Dziś jest:
Czwartek, 5 grudnia 2024
Nasze położenie na tej Ziemi wygląda osobliwie, każdy z nas pojawia się mimowolnie i bez zaproszenia, na krótki pobyt bez uświadomionego celu. Nie mogę nadziwić się tej tajemnicy...
/Albert Einstein/
Komentarze: 0
Wyświetleń: 18698x | Ocen: 23
Oceń: 2/5
Średnia ocena: 5/5
WIELE OSÓB JEST PRZEKONANYCH, ŻE MIAŁO KONTAKT Z WYŻSZĄ ŚWIADOMOŚCIĄ
„Źródło” – o tym mówią wszystkie religie. Wszystko jest jednym, wszystko ma jeden początek, wszystko jest ze sobą połączone, ta niebywała masa energii (planety, przestrzeń kosmiczna, powietrze, ludzie, kamienie, rośliny) ma jakieś centrum, które dla uproszczenia nazwijmy „źródłem”. Wielkie światowe systemy religijne przekonują, że można się z tym źródłem komunikować na takiej samej zasadzie, jak z drugim człowiekiem.
Jeśli bowiem założymy, że tylko człowieka nie stworzyły przypadkowe (niczym w szaleńczym kasynie gry) kombinacje pierwiastków, lecz „coś posiadające osobowość”, to oczywiste jest stwierdzenie, że owa siła musi nie tylko obserwować z zaciekawieniem każdą ludzką czy jakąkolwiek inną istotę, ale nawet można się z nią komunikować.
Wielcy mędrcy ze Wschodu ostrzegają nieświadomych ludzi, że każde wypowiedziane słowo skierowane w stronę „źródła” jest wysłuchane i przemyślane na takiej samej zasadzie, na jakiej my analizujemy prośbę bliskiej nam osoby skierowanej do nas... Trzeba przyznać, że kiedy odrzemy religię z jej „lukrowanych ozdobników”, wtedy obraz świata budowany na jej dogamtach jest naprawdę fascynujący
Czy „źródło” daje ludziom znaki? Oto historia wydająca się to potwierdzać.
Witam Fundację!
Jestem ciekaw, czy spotkaliście się kiedyś z taką historią, która mi się przydarzyła. Przez wiele lat byłem żołnierzem zawodowym, teraz jestem na emeryturze. Wojsko było bardzo przepełnione myśleniem antykościelnym i antyreligijnym i bardzo łatwo było ulec temu, co też mi się przytrafiło.
W czasie mojej służby widziałem kilka rzeczy, które pokazywały, że jest jeszcze inny wymiar naszej rzeczywistości. Ale jedna historia bardzo mi utkwiła w pamięci. Młody żołnierz był bardzo męczony przez starszych żołnierzy, aż wreszcie popełnił samobójstwo. Powiesił się na pasku w łazience. Byłem jednym z pierwszych osób, które dotarły na miejsce. Razem ze mną był też G. mój zmiennik ze zmiany, razem dokonaliśmy takiego potwornego odkrycia. Widok wiszących zwłok był straszny, to był taki młody chłopak. Mój zmiennik powiedział wtedy coś takiego:
„Widzisz, jakby był ten Bóg o którym mówią te głupie ludzie naiwni, to by do czegoś takiego nie dopuścił.”

→ POKAZANE WPISY
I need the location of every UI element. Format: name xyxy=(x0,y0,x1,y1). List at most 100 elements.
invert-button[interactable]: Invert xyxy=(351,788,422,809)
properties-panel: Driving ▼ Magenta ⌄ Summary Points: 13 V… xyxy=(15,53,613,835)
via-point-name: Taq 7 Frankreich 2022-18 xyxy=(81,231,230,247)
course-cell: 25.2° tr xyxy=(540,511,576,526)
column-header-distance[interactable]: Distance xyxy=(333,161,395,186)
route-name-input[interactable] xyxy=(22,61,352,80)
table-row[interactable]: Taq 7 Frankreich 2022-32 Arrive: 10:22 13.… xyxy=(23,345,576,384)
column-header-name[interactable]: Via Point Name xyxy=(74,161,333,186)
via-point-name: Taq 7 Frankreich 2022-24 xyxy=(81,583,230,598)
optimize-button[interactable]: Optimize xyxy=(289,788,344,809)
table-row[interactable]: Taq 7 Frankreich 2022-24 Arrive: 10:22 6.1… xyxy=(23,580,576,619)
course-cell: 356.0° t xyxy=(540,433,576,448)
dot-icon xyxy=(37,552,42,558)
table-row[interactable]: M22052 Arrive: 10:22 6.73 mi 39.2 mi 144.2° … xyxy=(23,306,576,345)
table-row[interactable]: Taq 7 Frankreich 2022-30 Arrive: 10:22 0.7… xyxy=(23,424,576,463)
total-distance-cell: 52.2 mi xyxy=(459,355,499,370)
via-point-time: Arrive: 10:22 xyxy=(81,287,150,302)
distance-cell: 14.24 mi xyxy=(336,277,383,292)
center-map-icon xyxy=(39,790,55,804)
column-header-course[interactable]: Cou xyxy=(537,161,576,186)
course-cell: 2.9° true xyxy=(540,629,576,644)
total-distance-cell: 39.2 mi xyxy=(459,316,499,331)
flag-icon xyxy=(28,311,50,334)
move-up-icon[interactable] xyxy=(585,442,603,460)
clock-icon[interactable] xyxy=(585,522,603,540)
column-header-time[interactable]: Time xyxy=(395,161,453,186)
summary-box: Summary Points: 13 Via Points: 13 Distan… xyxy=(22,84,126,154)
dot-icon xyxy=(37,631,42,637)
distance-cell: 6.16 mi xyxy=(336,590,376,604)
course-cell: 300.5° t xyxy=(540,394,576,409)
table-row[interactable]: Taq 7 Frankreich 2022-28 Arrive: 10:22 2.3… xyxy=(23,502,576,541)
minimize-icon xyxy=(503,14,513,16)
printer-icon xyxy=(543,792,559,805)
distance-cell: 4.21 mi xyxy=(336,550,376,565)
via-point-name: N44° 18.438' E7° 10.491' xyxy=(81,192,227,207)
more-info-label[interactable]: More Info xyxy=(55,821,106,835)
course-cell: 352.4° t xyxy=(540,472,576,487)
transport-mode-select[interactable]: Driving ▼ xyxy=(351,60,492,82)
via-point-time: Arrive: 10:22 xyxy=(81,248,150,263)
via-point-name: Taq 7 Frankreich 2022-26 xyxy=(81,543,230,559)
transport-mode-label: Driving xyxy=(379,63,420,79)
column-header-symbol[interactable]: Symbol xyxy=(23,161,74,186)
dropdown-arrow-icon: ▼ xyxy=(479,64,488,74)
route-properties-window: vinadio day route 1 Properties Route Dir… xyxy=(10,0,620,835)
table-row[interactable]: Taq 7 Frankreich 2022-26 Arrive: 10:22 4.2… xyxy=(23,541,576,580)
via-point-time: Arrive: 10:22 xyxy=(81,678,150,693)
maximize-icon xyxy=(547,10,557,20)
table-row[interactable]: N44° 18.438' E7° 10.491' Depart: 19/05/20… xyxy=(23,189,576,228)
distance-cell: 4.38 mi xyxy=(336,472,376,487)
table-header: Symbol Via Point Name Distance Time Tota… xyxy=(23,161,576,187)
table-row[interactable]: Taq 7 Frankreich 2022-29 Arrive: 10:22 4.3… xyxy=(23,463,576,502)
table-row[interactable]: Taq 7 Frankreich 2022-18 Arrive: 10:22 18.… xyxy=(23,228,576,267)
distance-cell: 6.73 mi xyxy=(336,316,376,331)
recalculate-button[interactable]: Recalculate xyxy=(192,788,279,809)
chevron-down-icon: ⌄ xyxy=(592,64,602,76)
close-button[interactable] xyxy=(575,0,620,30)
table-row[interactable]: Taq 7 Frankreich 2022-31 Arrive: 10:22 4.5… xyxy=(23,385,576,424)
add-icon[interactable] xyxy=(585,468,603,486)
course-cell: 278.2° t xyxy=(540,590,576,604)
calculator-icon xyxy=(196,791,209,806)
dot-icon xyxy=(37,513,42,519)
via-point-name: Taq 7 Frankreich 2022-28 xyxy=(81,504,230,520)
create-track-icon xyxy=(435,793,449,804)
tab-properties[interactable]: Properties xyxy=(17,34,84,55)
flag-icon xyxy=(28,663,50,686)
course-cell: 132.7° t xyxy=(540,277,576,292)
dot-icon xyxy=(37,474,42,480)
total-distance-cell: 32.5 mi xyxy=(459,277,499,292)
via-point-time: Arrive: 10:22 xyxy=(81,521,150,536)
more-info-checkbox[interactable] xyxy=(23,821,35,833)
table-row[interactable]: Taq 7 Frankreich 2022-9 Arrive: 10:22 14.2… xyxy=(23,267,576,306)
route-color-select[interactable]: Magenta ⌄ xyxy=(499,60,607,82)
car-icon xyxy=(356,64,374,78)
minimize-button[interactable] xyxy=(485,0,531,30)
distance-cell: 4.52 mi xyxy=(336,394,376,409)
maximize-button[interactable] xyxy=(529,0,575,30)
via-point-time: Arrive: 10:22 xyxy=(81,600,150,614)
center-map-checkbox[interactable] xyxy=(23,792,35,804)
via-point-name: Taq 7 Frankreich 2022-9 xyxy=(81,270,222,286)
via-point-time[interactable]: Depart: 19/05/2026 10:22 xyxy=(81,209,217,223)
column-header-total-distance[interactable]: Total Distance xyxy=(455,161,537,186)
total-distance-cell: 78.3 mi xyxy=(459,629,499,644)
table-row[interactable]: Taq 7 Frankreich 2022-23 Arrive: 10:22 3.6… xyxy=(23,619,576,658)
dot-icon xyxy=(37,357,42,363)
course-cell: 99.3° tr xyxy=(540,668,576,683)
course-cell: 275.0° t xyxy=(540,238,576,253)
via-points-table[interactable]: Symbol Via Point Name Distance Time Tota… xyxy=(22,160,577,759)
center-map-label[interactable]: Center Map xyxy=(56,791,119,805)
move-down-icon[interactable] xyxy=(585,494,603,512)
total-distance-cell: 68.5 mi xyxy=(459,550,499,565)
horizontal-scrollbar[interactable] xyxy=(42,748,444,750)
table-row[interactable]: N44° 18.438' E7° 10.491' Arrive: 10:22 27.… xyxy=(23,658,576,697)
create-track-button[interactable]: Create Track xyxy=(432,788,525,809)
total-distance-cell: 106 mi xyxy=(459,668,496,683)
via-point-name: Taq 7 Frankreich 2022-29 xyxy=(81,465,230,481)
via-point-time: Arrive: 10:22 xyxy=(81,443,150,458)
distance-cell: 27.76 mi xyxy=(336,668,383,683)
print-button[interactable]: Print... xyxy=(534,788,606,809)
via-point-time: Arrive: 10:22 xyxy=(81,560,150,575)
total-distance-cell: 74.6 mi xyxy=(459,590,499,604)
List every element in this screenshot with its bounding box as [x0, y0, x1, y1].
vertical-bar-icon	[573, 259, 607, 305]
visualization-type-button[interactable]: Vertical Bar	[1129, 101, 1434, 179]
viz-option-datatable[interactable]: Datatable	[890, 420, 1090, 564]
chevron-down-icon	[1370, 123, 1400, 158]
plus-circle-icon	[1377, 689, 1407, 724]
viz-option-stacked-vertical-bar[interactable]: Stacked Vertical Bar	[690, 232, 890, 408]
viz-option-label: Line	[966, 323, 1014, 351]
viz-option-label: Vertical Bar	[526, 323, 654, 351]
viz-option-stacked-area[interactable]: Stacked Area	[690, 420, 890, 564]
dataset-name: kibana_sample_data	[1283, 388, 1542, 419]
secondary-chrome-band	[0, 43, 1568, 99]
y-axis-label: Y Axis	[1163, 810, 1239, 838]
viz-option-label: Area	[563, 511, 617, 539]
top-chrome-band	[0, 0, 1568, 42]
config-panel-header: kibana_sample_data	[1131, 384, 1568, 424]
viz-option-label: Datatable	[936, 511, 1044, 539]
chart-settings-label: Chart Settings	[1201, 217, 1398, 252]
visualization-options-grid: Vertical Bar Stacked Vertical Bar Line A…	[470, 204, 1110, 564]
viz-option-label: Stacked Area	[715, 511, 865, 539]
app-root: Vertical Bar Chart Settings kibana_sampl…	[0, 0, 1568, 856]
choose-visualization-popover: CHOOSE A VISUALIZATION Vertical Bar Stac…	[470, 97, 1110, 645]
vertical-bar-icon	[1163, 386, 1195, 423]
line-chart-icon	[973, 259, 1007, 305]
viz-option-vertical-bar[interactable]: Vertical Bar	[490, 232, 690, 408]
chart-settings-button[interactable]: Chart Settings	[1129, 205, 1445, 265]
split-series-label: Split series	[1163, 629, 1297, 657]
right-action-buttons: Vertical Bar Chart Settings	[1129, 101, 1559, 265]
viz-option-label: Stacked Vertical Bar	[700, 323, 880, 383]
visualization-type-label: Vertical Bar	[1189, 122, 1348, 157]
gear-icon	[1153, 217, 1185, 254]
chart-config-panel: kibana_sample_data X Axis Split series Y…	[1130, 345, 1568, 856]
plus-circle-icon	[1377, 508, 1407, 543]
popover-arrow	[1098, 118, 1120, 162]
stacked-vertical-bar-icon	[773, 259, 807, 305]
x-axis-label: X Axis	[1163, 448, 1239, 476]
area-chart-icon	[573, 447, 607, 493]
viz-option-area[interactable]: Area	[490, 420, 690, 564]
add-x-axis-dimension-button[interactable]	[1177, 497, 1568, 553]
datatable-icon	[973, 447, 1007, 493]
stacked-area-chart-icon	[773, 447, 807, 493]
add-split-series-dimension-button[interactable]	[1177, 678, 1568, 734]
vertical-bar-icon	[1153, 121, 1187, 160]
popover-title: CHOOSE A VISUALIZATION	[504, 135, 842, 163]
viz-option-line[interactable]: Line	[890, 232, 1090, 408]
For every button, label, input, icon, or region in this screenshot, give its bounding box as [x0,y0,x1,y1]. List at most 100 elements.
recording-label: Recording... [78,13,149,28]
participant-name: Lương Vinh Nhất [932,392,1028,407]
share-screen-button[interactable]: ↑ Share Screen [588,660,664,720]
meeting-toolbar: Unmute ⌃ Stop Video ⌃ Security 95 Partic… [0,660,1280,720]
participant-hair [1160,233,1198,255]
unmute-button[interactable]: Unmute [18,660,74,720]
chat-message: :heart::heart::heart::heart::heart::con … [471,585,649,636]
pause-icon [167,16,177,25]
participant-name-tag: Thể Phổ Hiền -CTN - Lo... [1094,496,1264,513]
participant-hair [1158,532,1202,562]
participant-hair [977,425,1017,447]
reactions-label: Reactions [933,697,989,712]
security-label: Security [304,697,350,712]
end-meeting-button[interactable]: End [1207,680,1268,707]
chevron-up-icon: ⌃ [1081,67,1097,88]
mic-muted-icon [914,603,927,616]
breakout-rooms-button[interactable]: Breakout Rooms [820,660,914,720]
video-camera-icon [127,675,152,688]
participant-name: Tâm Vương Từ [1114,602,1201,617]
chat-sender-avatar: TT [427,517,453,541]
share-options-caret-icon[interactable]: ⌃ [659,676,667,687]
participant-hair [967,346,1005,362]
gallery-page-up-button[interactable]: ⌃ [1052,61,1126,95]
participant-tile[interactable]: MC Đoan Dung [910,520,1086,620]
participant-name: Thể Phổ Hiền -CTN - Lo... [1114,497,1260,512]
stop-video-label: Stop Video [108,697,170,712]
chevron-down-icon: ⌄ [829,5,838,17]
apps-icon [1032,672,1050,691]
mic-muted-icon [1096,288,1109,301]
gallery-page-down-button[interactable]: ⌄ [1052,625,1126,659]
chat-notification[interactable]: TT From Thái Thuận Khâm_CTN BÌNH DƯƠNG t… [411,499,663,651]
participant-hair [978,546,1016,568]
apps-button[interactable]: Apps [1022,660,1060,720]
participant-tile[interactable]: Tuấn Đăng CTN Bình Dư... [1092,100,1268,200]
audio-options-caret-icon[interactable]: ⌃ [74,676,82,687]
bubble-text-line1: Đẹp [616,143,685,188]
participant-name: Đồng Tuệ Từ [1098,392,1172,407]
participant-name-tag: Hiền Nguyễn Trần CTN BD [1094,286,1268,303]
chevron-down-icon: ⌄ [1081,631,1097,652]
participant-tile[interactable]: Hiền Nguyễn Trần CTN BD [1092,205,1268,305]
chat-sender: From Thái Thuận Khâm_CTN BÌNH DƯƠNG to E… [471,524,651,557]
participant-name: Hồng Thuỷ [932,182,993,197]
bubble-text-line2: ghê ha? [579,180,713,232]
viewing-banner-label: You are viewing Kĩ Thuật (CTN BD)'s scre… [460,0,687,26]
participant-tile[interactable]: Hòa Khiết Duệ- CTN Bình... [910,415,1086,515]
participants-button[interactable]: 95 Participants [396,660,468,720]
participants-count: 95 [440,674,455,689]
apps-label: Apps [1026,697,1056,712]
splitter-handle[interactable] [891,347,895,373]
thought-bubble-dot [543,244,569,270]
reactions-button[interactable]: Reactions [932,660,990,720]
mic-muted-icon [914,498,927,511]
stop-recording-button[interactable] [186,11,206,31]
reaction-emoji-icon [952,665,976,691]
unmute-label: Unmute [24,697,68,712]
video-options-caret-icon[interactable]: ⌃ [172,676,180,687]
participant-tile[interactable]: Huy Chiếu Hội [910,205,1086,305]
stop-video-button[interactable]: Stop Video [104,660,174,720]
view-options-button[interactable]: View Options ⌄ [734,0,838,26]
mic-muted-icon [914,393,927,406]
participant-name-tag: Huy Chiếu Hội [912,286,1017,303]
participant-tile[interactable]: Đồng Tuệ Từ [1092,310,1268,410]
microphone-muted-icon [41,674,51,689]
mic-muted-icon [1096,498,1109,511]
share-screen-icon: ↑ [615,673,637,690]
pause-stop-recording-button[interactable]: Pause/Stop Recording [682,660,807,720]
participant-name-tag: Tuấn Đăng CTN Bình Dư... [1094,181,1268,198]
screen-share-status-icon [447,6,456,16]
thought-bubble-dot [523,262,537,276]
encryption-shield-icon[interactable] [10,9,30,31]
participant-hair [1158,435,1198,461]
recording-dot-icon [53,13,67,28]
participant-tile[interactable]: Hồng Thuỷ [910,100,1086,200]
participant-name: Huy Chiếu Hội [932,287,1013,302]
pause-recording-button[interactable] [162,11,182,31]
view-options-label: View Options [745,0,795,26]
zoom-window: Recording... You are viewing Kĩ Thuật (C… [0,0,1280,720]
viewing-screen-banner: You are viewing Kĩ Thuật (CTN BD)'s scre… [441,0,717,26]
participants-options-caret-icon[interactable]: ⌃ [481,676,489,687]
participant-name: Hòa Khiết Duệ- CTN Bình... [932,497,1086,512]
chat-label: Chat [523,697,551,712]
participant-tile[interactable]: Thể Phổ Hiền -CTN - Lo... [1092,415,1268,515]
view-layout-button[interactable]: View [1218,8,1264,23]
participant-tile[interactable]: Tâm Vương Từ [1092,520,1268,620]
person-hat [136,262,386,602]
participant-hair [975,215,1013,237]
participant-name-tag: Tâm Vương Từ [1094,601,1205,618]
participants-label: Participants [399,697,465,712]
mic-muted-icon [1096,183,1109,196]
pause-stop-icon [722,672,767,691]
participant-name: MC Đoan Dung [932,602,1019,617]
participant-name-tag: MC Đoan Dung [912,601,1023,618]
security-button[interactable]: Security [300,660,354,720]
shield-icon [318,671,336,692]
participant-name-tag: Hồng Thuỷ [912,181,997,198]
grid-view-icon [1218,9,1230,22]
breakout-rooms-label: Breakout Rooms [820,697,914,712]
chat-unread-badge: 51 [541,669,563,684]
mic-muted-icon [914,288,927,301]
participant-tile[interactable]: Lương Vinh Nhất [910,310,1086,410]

→ ZADANIA
a) Na podstawie tekstu odpowiedz krótko na pytania:
(i) Jaki dzień podano jako dzisiejszy?
(ii) Czyje nazwisko widnieje pod cytatem?
(iii) Kim przez wiele lat był autor listu do Fundacji?
b) Przepisz część wpisów od ich początku do wiersza zawierającego „total-distance-cell: 52.2 mi” włącznie. Każde „table-row” zamień na „list-row”, a resztę pozostaw bez zmian.

→ ROZWIĄZANIA
a)
(i) Czwartek, 5 grudnia 2024
(ii) Alberta Einsteina
(iii) Żołnierzem zawodowym

b)
I need the location of every UI element. Format: name xyxy=(x0,y0,x1,y1). List at most 100 elements.
invert-button[interactable]: Invert xyxy=(351,788,422,809)
properties-panel: Driving ▼ Magenta ⌄ Summary Points: 13 V… xyxy=(15,53,613,835)
via-point-name: Taq 7 Frankreich 2022-18 xyxy=(81,231,230,247)
course-cell: 25.2° tr xyxy=(540,511,576,526)
column-header-distance[interactable]: Distance xyxy=(333,161,395,186)
route-name-input[interactable] xyxy=(22,61,352,80)
list-row[interactable]: Taq 7 Frankreich 2022-32 Arrive: 10:22 13.… xyxy=(23,345,576,384)
column-header-name[interactable]: Via Point Name xyxy=(74,161,333,186)
via-point-name: Taq 7 Frankreich 2022-24 xyxy=(81,583,230,598)
optimize-button[interactable]: Optimize xyxy=(289,788,344,809)
list-row[interactable]: Taq 7 Frankreich 2022-24 Arrive: 10:22 6.1… xyxy=(23,580,576,619)
course-cell: 356.0° t xyxy=(540,433,576,448)
dot-icon xyxy=(37,552,42,558)
list-row[interactable]: M22052 Arrive: 10:22 6.73 mi 39.2 mi 144.2° … xyxy=(23,306,576,345)
list-row[interactable]: Taq 7 Frankreich 2022-30 Arrive: 10:22 0.7… xyxy=(23,424,576,463)
total-distance-cell: 52.2 mi xyxy=(459,355,499,370)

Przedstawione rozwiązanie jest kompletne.